Begin
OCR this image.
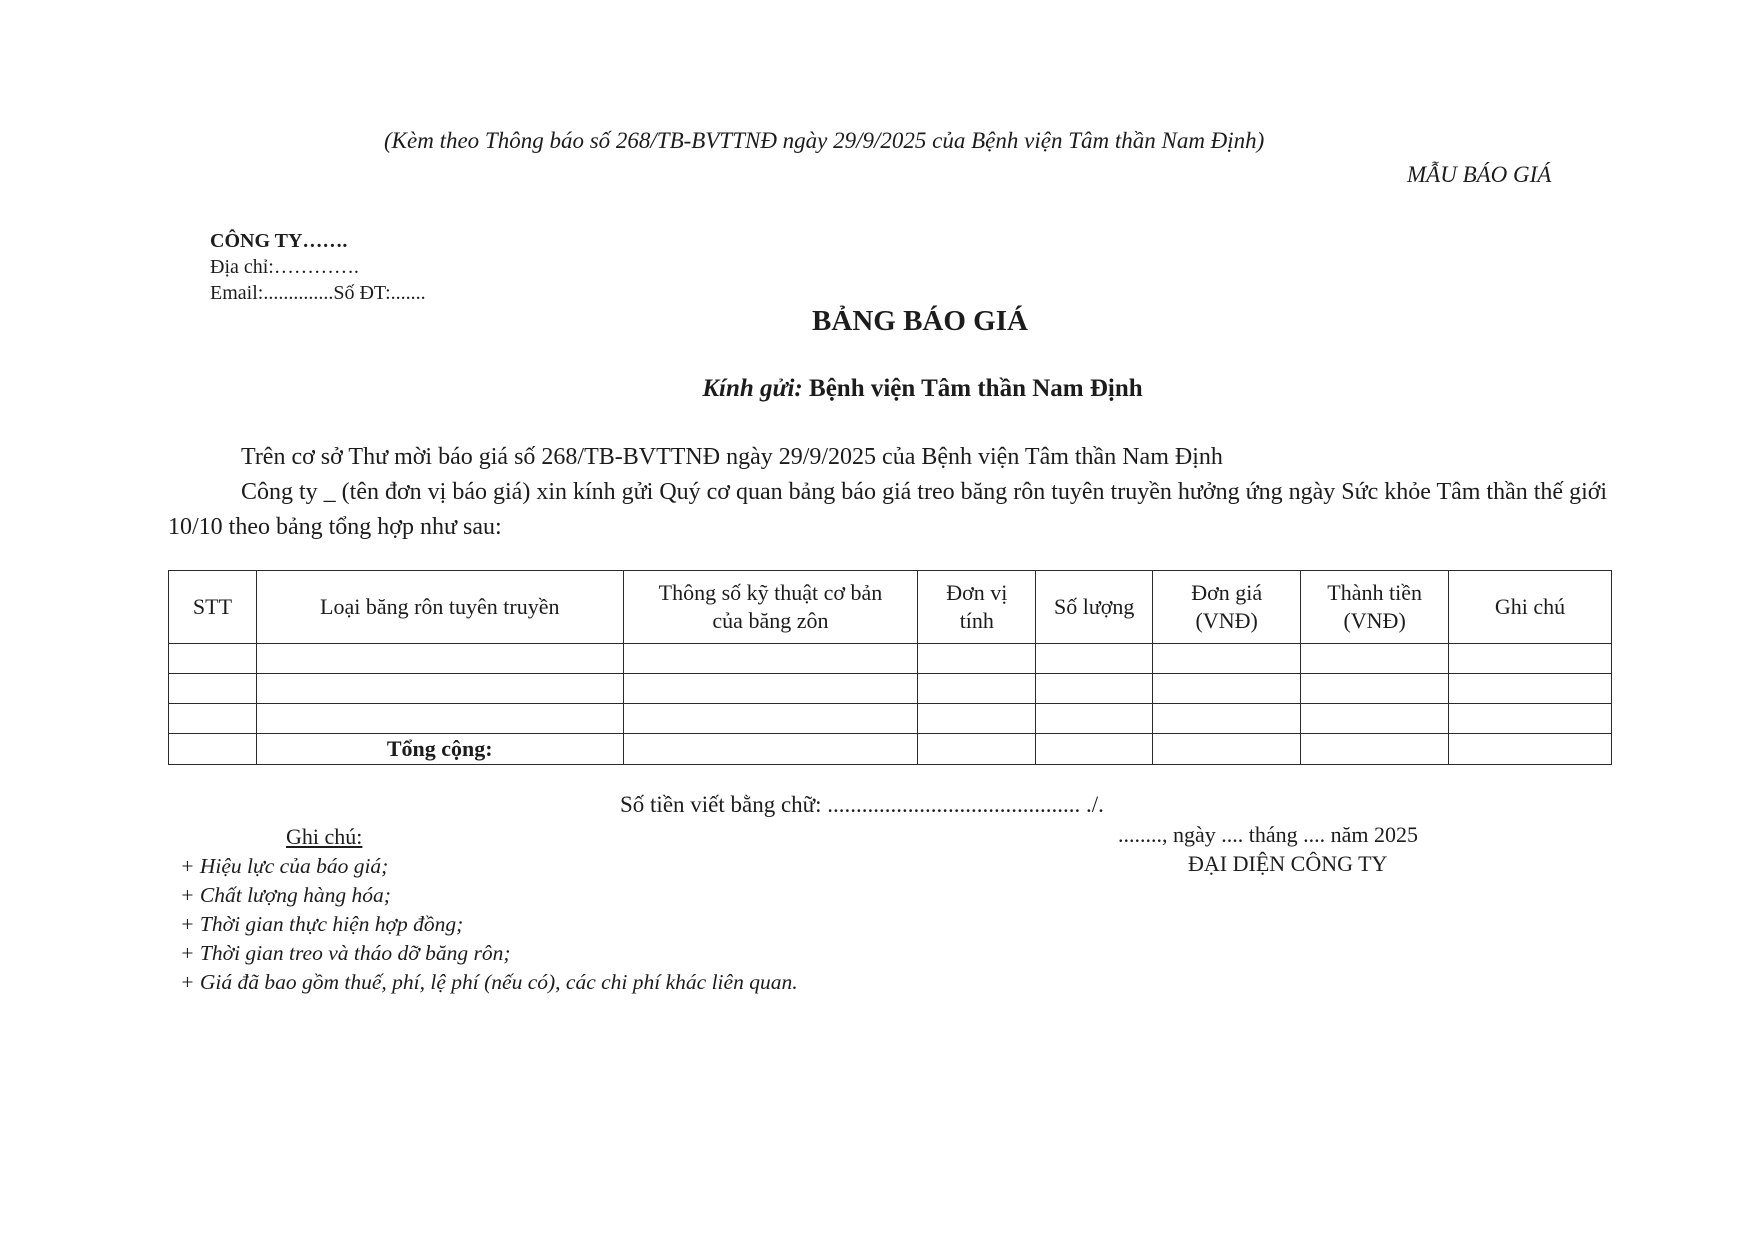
(Kèm theo Thông báo số 268/TB-BVTTNĐ ngày 29/9/2025 của Bệnh viện Tâm thần Nam Định)
MẪU BÁO GIÁ
CÔNG TY…….
Địa chỉ:………….
Email:..............Số ĐT:.......
BẢNG BÁO GIÁ
Kính gửi: Bệnh viện Tâm thần Nam Định
Trên cơ sở Thư mời báo giá số 268/TB-BVTTNĐ ngày 29/9/2025 của Bệnh viện Tâm thần Nam Định
Công ty _ (tên đơn vị báo giá) xin kính gửi Quý cơ quan bảng báo giá treo băng rôn tuyên truyền hưởng ứng ngày Sức khỏe Tâm thần thế giới 10/10 theo bảng tổng hợp như sau:
STT	Loại băng rôn tuyên truyền	Thông số kỹ thuật cơ bản của băng zôn	Đơn vị tính	Số lượng	Đơn giá (VNĐ)	Thành tiền (VNĐ)	Ghi chú

	Tổng cộng:						
Số tiền viết bằng chữ: ............................................ ./.
Ghi chú:
+ Hiệu lực của báo giá;
+ Chất lượng hàng hóa;
+ Thời gian thực hiện hợp đồng;
+ Thời gian treo và tháo dỡ băng rôn;
+ Giá đã bao gồm thuế, phí, lệ phí (nếu có), các chi phí khác liên quan.
........, ngày .... tháng .... năm 2025
ĐẠI DIỆN CÔNG TY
End
WRITTEN TASK: Write the material out again exactly as it appears, dropping the pictures.

RESPONSE FOR THIS EXERCISE:
OCR this image.
(Kèm theo Thông báo số 268/TB-BVTTNĐ ngày 29/9/2025 của Bệnh viện Tâm thần Nam Định)
MẪU BÁO GIÁ
CÔNG TY…….
Địa chỉ:………….
Email:..............Số ĐT:.......
BẢNG BÁO GIÁ
Kính gửi: Bệnh viện Tâm thần Nam Định
Trên cơ sở Thư mời báo giá số 268/TB-BVTTNĐ ngày 29/9/2025 của Bệnh viện Tâm thần Nam Định
Công ty _ (tên đơn vị báo giá) xin kính gửi Quý cơ quan bảng báo giá treo băng rôn tuyên truyền hưởng ứng ngày Sức khỏe Tâm thần thế giới 10/10 theo bảng tổng hợp như sau:
STT	Loại băng rôn tuyên truyền	Thông số kỹ thuật cơ bản của băng zôn	Đơn vị tính	Số lượng	Đơn giá (VNĐ)	Thành tiền (VNĐ)	Ghi chú

	Tổng cộng:						
Số tiền viết bằng chữ: ............................................ ./.
Ghi chú:
+ Hiệu lực của báo giá;
+ Chất lượng hàng hóa;
+ Thời gian thực hiện hợp đồng;
+ Thời gian treo và tháo dỡ băng rôn;
+ Giá đã bao gồm thuế, phí, lệ phí (nếu có), các chi phí khác liên quan.
........, ngày .... tháng .... năm 2025
ĐẠI DIỆN CÔNG TY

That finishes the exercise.